Show every line that has the string "Solar" in it.

Data records:
____
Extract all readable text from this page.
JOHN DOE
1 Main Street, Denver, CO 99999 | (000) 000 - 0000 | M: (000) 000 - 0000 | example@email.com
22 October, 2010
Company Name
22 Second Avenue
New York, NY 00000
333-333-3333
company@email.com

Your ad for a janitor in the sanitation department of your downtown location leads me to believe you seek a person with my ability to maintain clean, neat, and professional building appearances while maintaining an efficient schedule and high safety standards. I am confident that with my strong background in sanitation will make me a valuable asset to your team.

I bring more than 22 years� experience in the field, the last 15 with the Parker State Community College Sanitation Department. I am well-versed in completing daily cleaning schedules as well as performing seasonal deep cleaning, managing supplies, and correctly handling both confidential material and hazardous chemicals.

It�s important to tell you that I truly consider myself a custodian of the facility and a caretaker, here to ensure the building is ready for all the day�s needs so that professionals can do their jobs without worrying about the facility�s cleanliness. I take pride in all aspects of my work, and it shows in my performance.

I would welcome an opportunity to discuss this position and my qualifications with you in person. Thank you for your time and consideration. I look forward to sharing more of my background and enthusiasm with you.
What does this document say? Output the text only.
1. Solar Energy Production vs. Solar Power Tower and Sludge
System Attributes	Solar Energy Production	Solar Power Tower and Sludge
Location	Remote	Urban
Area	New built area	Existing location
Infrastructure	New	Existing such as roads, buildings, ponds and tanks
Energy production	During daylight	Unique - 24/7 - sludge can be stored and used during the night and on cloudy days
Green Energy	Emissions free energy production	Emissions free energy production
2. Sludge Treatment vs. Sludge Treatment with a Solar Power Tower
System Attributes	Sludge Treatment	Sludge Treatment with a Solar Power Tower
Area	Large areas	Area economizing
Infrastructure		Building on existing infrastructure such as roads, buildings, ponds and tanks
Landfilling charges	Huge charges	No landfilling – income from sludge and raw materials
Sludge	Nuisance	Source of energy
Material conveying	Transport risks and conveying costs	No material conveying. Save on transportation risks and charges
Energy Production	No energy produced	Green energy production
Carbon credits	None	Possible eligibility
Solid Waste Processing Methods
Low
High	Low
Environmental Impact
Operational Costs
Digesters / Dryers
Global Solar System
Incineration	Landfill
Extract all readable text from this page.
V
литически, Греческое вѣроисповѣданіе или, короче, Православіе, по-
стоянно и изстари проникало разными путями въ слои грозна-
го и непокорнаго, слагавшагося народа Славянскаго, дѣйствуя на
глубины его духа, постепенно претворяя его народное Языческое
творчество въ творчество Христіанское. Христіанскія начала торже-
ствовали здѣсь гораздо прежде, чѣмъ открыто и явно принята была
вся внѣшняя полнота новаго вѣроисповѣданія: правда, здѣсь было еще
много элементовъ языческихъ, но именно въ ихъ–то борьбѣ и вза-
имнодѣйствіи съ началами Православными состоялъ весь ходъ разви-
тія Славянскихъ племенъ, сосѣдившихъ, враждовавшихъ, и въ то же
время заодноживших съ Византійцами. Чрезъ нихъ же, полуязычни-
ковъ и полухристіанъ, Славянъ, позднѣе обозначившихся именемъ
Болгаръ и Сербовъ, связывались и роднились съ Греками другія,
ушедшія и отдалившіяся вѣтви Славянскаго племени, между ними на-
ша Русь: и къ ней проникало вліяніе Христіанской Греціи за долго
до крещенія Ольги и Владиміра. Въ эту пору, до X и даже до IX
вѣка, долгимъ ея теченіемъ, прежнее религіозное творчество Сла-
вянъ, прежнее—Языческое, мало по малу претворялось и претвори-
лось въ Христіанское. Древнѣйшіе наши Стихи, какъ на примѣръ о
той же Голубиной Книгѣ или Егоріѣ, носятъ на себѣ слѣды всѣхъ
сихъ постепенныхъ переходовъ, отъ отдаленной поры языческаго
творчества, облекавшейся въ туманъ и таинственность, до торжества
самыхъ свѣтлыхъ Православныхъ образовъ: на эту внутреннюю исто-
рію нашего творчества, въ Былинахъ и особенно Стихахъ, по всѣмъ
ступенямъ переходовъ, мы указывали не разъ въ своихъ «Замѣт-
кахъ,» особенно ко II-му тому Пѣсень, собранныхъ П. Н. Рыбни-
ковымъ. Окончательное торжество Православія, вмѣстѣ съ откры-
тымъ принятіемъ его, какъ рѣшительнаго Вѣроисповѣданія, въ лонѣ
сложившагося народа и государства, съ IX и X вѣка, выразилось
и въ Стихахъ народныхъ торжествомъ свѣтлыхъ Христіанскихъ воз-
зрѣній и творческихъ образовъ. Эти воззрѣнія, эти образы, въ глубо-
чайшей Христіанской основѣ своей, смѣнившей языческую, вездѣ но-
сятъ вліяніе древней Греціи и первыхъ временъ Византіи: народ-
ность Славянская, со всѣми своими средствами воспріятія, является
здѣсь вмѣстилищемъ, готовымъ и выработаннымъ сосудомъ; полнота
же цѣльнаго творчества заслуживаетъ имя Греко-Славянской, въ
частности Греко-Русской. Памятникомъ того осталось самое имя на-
____
[Finished answer]:
1. Solar Energy Production vs. Solar Power Tower and Sludge
System Attributes	Solar Energy Production	Solar Power Tower and Sludge
2. Sludge Treatment vs. Sludge Treatment with a Solar Power Tower
System Attributes	Sludge Treatment	Sludge Treatment with a Solar Power Tower
Global Solar System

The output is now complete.